● **CONSIGNE 1**
Dans les entrées, de la première ligne jusqu'à la ligne contenant « filmstrip-frame[interactable] (1192, 280, 1229, 326) » incluse, remplacez « task-band » par « task-strip » et recopiez ces lignes sans rien changer d'autre.

● **TEXTE PRÉSENTÉ**
* * * *
Car voilà qui n’est pas moins nouveau, moins moderne que l’usine elle-même, par rapporta l’ancienne fabrique : le patron, par rapport au « maître, » l’ouvrier, par rapport au « compagnon » et à « l’artisan ; » ou, comme on dit alors, « l’entrepreneur » et « l’ouvrier mercenaire. » Toutes ces inventions, toutes ces transformations de la fabrique, du moteur, de l’outillage spécial et de l’outillage social intéressent directement ou indirectement la condition de tous ceux qui font travailler et de tous ceux qui travaillent : en un seul mot, du Travail ; et c’est le premier des trois termes du problème devant nous posé. Jusque-là, entre ceux qui travaillent et ceux qui font travailler, on ne peut pas dire qu’il n’y eût pas de séparation : les privilèges de maîtrise en étaient une, et souvent très haute, très épaisse et très dure ; mais la distance était bien moins grande, et les rôles bien moins tranchés. Ceux mêmes qui faisaient travailler travaillaient ; le patron et l’ouvrier se rencontraient et se confondaient en un point intermédiaire, l’artisan, à demi patron, à demi ouvrier, qui tout ensemble était les deux, sans cependant être tout à fait ni l’un ni l’autre : les deux, en sa personne, se composaient et ne s’opposaient pas[1].
* * * *
● **MATÉRIEL D'EXERCICE**
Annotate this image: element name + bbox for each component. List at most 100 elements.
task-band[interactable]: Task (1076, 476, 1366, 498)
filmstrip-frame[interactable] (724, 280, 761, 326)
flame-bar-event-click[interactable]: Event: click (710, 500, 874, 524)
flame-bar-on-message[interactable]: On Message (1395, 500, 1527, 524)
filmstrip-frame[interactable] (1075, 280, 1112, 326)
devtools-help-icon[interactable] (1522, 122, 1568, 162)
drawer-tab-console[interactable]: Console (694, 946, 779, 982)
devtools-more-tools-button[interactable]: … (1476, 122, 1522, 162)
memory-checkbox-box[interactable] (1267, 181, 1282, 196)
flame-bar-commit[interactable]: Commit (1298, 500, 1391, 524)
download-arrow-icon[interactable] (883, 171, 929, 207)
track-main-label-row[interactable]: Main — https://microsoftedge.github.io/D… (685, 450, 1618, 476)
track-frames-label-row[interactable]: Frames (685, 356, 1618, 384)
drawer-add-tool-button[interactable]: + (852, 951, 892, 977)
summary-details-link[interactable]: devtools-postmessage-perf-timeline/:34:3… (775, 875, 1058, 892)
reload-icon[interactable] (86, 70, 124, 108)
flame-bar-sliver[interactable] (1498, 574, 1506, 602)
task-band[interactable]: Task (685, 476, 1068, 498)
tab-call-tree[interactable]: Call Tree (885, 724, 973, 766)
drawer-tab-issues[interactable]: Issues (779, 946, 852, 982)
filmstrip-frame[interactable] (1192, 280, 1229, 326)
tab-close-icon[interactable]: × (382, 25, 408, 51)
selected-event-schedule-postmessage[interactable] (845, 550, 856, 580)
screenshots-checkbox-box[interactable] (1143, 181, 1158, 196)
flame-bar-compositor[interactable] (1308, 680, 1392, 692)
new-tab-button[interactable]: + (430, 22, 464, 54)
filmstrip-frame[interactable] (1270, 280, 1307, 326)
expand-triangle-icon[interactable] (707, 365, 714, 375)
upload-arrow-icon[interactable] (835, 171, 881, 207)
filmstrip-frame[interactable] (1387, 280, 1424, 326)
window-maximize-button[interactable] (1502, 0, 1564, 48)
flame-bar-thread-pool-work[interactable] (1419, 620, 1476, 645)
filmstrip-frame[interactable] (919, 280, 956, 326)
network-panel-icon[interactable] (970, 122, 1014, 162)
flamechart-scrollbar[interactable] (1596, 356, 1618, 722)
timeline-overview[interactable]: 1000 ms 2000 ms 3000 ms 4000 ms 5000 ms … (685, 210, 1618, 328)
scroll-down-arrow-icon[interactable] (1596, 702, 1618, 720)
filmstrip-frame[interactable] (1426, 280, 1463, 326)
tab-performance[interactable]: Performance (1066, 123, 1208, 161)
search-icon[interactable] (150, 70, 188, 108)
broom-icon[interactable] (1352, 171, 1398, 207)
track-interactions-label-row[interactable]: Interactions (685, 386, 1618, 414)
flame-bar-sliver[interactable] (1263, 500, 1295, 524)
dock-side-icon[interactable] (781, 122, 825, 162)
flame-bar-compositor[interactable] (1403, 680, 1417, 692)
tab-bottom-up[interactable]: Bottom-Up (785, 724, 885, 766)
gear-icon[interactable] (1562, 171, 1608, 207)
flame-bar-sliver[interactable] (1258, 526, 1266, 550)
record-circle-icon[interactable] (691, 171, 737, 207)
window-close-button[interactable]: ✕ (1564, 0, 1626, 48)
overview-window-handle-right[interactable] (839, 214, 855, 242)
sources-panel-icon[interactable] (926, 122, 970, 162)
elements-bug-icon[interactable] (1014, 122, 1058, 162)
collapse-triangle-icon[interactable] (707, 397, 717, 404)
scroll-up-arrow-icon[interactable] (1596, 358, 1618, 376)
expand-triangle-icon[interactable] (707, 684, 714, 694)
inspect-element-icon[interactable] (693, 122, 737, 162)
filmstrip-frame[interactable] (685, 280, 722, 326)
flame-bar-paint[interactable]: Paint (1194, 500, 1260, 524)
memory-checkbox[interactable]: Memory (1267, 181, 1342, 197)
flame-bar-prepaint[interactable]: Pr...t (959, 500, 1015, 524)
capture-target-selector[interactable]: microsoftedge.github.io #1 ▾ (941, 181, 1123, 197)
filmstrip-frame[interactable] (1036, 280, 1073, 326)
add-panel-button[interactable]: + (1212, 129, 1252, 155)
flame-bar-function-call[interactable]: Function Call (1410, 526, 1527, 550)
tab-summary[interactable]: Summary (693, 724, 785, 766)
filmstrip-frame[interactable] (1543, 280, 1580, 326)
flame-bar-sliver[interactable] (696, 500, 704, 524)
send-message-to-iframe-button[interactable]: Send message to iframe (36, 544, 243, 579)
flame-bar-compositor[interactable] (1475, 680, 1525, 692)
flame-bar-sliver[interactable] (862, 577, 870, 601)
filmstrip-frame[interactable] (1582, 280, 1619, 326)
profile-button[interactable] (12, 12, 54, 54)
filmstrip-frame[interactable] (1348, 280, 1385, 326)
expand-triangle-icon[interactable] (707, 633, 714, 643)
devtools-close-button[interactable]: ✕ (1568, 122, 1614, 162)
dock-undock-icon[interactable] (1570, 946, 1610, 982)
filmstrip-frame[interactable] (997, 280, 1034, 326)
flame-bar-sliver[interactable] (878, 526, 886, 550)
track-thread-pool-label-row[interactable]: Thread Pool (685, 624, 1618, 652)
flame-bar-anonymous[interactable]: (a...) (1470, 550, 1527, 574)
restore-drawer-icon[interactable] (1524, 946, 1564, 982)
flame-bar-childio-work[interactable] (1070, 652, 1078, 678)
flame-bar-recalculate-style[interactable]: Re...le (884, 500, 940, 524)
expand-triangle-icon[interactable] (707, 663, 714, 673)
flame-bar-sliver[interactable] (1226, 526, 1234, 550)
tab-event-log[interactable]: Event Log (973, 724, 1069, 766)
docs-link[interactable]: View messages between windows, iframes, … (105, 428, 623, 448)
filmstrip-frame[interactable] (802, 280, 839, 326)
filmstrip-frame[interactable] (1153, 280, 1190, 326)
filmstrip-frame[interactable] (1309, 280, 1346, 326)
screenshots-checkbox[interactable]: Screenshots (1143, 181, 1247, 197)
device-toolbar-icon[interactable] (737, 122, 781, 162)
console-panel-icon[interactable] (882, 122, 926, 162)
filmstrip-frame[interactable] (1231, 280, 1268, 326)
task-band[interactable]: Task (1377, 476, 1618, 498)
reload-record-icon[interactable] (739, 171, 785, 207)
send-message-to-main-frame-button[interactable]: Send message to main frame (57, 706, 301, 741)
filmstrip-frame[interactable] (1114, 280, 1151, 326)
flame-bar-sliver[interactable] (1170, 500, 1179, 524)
* * * *
● **CONSIGNE 2**
Relevez tous les termes que le texte présenté place entre guillemets.

● **CORRIGÉ DÉTAILLÉ 1**
Annotate this image: element name + bbox for each component. List at most 100 elements.
task-strip[interactable]: Task (1076, 476, 1366, 498)
filmstrip-frame[interactable] (724, 280, 761, 326)
flame-bar-event-click[interactable]: Event: click (710, 500, 874, 524)
flame-bar-on-message[interactable]: On Message (1395, 500, 1527, 524)
filmstrip-frame[interactable] (1075, 280, 1112, 326)
devtools-help-icon[interactable] (1522, 122, 1568, 162)
drawer-tab-console[interactable]: Console (694, 946, 779, 982)
devtools-more-tools-button[interactable]: … (1476, 122, 1522, 162)
memory-checkbox-box[interactable] (1267, 181, 1282, 196)
flame-bar-commit[interactable]: Commit (1298, 500, 1391, 524)
download-arrow-icon[interactable] (883, 171, 929, 207)
track-main-label-row[interactable]: Main — https://microsoftedge.github.io/D… (685, 450, 1618, 476)
track-frames-label-row[interactable]: Frames (685, 356, 1618, 384)
drawer-add-tool-button[interactable]: + (852, 951, 892, 977)
summary-details-link[interactable]: devtools-postmessage-perf-timeline/:34:3… (775, 875, 1058, 892)
reload-icon[interactable] (86, 70, 124, 108)
flame-bar-sliver[interactable] (1498, 574, 1506, 602)
task-strip[interactable]: Task (685, 476, 1068, 498)
tab-call-tree[interactable]: Call Tree (885, 724, 973, 766)
drawer-tab-issues[interactable]: Issues (779, 946, 852, 982)
filmstrip-frame[interactable] (1192, 280, 1229, 326)

● **CORRIGÉ DÉTAILLÉ 2**
maître, compagnon, l'artisan, l'entrepreneur, l'ouvrier mercenaire